#### [What you will do]
Transcribe each record exactly. Include every one.

#### [Dataset records]
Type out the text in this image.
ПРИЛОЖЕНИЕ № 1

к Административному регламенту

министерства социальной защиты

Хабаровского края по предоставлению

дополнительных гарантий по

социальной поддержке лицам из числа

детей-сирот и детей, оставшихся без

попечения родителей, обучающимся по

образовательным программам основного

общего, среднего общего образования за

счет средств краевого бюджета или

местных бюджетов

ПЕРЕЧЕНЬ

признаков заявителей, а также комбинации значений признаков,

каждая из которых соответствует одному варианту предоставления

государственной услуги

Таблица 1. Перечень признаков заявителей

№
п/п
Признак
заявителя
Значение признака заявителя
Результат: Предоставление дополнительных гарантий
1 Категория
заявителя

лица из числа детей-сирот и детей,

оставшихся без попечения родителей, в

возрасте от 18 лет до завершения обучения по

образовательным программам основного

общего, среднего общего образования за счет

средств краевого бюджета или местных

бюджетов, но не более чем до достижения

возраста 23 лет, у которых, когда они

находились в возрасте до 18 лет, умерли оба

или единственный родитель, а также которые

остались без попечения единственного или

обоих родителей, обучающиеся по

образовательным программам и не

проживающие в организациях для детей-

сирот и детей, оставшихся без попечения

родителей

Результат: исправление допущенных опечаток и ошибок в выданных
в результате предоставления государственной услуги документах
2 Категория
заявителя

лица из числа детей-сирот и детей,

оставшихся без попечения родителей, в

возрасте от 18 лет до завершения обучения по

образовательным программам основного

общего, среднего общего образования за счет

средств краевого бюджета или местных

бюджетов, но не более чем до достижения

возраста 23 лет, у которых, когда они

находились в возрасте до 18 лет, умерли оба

#### [Solution to the problem]
Type out the text in this image.
ПРИЛОЖЕНИЕ № 1

к Административному регламенту

министерства социальной защиты

Хабаровского края по предоставлению

дополнительных гарантий по

социальной поддержке лицам из числа

детей-сирот и детей, оставшихся без

попечения родителей, обучающимся по

образовательным программам основного

общего, среднего общего образования за

счет средств краевого бюджета или

местных бюджетов

ПЕРЕЧЕНЬ

признаков заявителей, а также комбинации значений признаков,

каждая из которых соответствует одному варианту предоставления

государственной услуги

Таблица 1. Перечень признаков заявителей

№
п/п
Признак
заявителя
Значение признака заявителя
Результат: Предоставление дополнительных гарантий
1 Категория
заявителя

лица из числа детей-сирот и детей,

оставшихся без попечения родителей, в

возрасте от 18 лет до завершения обучения по

образовательным программам основного

общего, среднего общего образования за счет

средств краевого бюджета или местных

бюджетов, но не более чем до достижения

возраста 23 лет, у которых, когда они

находились в возрасте до 18 лет, умерли оба

или единственный родитель, а также которые

остались без попечения единственного или

обоих родителей, обучающиеся по

образовательным программам и не

проживающие в организациях для детей-

сирот и детей, оставшихся без попечения

родителей

Результат: исправление допущенных опечаток и ошибок в выданных
в результате предоставления государственной услуги документах
2 Категория
заявителя

лица из числа детей-сирот и детей,

оставшихся без попечения родителей, в

возрасте от 18 лет до завершения обучения по

образовательным программам основного

общего, среднего общего образования за счет

средств краевого бюджета или местных

бюджетов, но не более чем до достижения

возраста 23 лет, у которых, когда они

находились в возрасте до 18 лет, умерли оба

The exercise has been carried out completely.